### Required task
Your task is to print every entry below exactly as given.

——————

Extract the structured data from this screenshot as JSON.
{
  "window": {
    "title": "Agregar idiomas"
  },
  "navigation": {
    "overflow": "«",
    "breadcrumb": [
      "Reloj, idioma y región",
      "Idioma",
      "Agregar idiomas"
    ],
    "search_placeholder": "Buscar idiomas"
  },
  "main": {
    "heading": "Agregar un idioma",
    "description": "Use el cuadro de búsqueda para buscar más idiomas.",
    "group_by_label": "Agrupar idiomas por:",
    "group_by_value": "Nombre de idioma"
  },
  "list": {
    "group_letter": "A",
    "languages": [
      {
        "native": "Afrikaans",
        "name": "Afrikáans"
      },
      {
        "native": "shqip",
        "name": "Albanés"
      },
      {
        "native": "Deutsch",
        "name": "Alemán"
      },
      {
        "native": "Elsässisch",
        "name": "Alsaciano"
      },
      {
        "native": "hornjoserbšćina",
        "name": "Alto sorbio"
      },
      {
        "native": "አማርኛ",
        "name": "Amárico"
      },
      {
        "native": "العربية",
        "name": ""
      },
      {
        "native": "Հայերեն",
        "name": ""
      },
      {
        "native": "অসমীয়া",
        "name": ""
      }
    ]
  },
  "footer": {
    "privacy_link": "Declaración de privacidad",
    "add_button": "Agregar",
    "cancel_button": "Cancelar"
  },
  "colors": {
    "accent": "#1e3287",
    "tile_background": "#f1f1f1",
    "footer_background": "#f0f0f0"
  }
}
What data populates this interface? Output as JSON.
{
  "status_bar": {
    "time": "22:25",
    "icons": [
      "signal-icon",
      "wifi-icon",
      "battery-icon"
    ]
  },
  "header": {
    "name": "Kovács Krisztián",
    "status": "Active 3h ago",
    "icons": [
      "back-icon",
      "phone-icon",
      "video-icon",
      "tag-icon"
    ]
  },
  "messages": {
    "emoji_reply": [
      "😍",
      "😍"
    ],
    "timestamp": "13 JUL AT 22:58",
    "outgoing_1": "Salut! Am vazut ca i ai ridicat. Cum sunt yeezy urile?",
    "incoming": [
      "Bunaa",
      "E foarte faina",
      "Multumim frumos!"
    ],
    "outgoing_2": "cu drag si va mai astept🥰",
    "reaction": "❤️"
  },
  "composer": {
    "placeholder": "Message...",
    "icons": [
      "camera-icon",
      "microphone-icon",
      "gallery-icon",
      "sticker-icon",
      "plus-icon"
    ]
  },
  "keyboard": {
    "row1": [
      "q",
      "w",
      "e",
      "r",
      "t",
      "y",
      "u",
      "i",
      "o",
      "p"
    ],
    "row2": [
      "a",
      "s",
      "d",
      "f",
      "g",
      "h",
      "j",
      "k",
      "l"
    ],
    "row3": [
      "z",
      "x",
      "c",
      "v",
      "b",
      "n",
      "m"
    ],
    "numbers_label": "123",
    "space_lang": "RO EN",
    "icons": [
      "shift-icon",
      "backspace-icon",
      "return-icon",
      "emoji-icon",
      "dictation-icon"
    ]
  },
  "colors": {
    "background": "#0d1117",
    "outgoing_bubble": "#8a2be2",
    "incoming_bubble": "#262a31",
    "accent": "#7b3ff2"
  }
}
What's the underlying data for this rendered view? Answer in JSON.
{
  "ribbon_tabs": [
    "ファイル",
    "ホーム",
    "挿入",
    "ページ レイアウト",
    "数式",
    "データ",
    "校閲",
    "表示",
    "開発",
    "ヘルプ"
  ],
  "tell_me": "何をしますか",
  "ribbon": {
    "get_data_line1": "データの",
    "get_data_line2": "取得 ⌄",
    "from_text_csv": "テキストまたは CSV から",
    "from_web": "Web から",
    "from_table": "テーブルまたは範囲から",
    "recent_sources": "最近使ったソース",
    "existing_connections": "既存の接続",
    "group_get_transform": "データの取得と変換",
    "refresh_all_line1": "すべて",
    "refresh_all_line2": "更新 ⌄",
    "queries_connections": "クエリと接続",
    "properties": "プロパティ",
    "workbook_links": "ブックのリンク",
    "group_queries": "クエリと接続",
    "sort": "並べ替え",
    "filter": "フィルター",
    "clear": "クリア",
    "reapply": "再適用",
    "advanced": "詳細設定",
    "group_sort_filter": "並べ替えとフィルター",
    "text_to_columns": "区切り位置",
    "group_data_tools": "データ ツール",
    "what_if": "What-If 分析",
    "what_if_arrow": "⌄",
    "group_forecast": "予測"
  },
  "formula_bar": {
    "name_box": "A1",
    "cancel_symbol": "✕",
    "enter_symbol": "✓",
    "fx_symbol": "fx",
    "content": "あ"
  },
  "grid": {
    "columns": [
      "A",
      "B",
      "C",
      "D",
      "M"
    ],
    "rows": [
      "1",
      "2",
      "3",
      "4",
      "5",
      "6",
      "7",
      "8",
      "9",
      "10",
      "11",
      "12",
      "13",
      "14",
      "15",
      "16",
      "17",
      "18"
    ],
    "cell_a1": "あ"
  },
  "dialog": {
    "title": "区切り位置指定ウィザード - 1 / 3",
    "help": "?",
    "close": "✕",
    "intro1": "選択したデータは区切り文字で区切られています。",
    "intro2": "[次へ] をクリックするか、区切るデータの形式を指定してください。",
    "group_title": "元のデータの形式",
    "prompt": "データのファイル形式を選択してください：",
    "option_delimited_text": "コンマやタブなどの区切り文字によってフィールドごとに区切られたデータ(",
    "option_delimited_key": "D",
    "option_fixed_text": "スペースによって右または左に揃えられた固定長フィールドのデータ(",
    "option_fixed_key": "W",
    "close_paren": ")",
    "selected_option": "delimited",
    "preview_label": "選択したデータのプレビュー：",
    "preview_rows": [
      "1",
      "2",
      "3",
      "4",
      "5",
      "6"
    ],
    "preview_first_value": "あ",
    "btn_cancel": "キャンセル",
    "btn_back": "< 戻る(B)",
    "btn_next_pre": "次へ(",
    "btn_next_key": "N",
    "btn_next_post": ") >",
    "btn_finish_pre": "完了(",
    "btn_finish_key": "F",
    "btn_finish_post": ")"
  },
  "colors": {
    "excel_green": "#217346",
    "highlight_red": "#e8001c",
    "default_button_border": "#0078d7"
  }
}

——————

### Exercise result
Extract the structured data from this screenshot as JSON.
{
  "window": {
    "title": "Agregar idiomas"
  },
  "navigation": {
    "overflow": "«",
    "breadcrumb": [
      "Reloj, idioma y región",
      "Idioma",
      "Agregar idiomas"
    ],
    "search_placeholder": "Buscar idiomas"
  },
  "main": {
    "heading": "Agregar un idioma",
    "description": "Use el cuadro de búsqueda para buscar más idiomas.",
    "group_by_label": "Agrupar idiomas por:",
    "group_by_value": "Nombre de idioma"
  },
  "list": {
    "group_letter": "A",
    "languages": [
      {
        "native": "Afrikaans",
        "name": "Afrikáans"
      },
      {
        "native": "shqip",
        "name": "Albanés"
      },
      {
        "native": "Deutsch",
        "name": "Alemán"
      },
      {
        "native": "Elsässisch",
        "name": "Alsaciano"
      },
      {
        "native": "hornjoserbšćina",
        "name": "Alto sorbio"
      },
      {
        "native": "አማርኛ",
        "name": "Amárico"
      },
      {
        "native": "العربية",
        "name": ""
      },
      {
        "native": "Հայերեն",
        "name": ""
      },
      {
        "native": "অসমীয়া",
        "name": ""
      }
    ]
  },
  "footer": {
    "privacy_link": "Declaración de privacidad",
    "add_button": "Agregar",
    "cancel_button": "Cancelar"
  },
  "colors": {
    "accent": "#1e3287",
    "tile_background": "#f1f1f1",
    "footer_background": "#f0f0f0"
  }
}
What data populates this interface? Output as JSON.
{
  "status_bar": {
    "time": "22:25",
    "icons": [
      "signal-icon",
      "wifi-icon",
      "battery-icon"
    ]
  },
  "header": {
    "name": "Kovács Krisztián",
    "status": "Active 3h ago",
    "icons": [
      "back-icon",
      "phone-icon",
      "video-icon",
      "tag-icon"
    ]
  },
  "messages": {
    "emoji_reply": [
      "😍",
      "😍"
    ],
    "timestamp": "13 JUL AT 22:58",
    "outgoing_1": "Salut! Am vazut ca i ai ridicat. Cum sunt yeezy urile?",
    "incoming": [
      "Bunaa",
      "E foarte faina",
      "Multumim frumos!"
    ],
    "outgoing_2": "cu drag si va mai astept🥰",
    "reaction": "❤️"
  },
  "composer": {
    "placeholder": "Message...",
    "icons": [
      "camera-icon",
      "microphone-icon",
      "gallery-icon",
      "sticker-icon",
      "plus-icon"
    ]
  },
  "keyboard": {
    "row1": [
      "q",
      "w",
      "e",
      "r",
      "t",
      "y",
      "u",
      "i",
      "o",
      "p"
    ],
    "row2": [
      "a",
      "s",
      "d",
      "f",
      "g",
      "h",
      "j",
      "k",
      "l"
    ],
    "row3": [
      "z",
      "x",
      "c",
      "v",
      "b",
      "n",
      "m"
    ],
    "numbers_label": "123",
    "space_lang": "RO EN",
    "icons": [
      "shift-icon",
      "backspace-icon",
      "return-icon",
      "emoji-icon",
      "dictation-icon"
    ]
  },
  "colors": {
    "background": "#0d1117",
    "outgoing_bubble": "#8a2be2",
    "incoming_bubble": "#262a31",
    "accent": "#7b3ff2"
  }
}
What's the underlying data for this rendered view? Answer in JSON.
{
  "ribbon_tabs": [
    "ファイル",
    "ホーム",
    "挿入",
    "ページ レイアウト",
    "数式",
    "データ",
    "校閲",
    "表示",
    "開発",
    "ヘルプ"
  ],
  "tell_me": "何をしますか",
  "ribbon": {
    "get_data_line1": "データの",
    "get_data_line2": "取得 ⌄",
    "from_text_csv": "テキストまたは CSV から",
    "from_web": "Web から",
    "from_table": "テーブルまたは範囲から",
    "recent_sources": "最近使ったソース",
    "existing_connections": "既存の接続",
    "group_get_transform": "データの取得と変換",
    "refresh_all_line1": "すべて",
    "refresh_all_line2": "更新 ⌄",
    "queries_connections": "クエリと接続",
    "properties": "プロパティ",
    "workbook_links": "ブックのリンク",
    "group_queries": "クエリと接続",
    "sort": "並べ替え",
    "filter": "フィルター",
    "clear": "クリア",
    "reapply": "再適用",
    "advanced": "詳細設定",
    "group_sort_filter": "並べ替えとフィルター",
    "text_to_columns": "区切り位置",
    "group_data_tools": "データ ツール",
    "what_if": "What-If 分析",
    "what_if_arrow": "⌄",
    "group_forecast": "予測"
  },
  "formula_bar": {
    "name_box": "A1",
    "cancel_symbol": "✕",
    "enter_symbol": "✓",
    "fx_symbol": "fx",
    "content": "あ"
  },
  "grid": {
    "columns": [
      "A",
      "B",
      "C",
      "D",
      "M"
    ],
    "rows": [
      "1",
      "2",
      "3",
      "4",
      "5",
      "6",
      "7",
      "8",
      "9",
      "10",
      "11",
      "12",
      "13",
      "14",
      "15",
      "16",
      "17",
      "18"
    ],
    "cell_a1": "あ"
  },
  "dialog": {
    "title": "区切り位置指定ウィザード - 1 / 3",
    "help": "?",
    "close": "✕",
    "intro1": "選択したデータは区切り文字で区切られています。",
    "intro2": "[次へ] をクリックするか、区切るデータの形式を指定してください。",
    "group_title": "元のデータの形式",
    "prompt": "データのファイル形式を選択してください：",
    "option_delimited_text": "コンマやタブなどの区切り文字によってフィールドごとに区切られたデータ(",
    "option_delimited_key": "D",
    "option_fixed_text": "スペースによって右または左に揃えられた固定長フィールドのデータ(",
    "option_fixed_key": "W",
    "close_paren": ")",
    "selected_option": "delimited",
    "preview_label": "選択したデータのプレビュー：",
    "preview_rows": [
      "1",
      "2",
      "3",
      "4",
      "5",
      "6"
    ],
    "preview_first_value": "あ",
    "btn_cancel": "キャンセル",
    "btn_back": "< 戻る(B)",
    "btn_next_pre": "次へ(",
    "btn_next_key": "N",
    "btn_next_post": ") >",
    "btn_finish_pre": "完了(",
    "btn_finish_key": "F",
    "btn_finish_post": ")"
  },
  "colors": {
    "excel_green": "#217346",
    "highlight_red": "#e8001c",
    "default_button_border": "#0078d7"
  }
}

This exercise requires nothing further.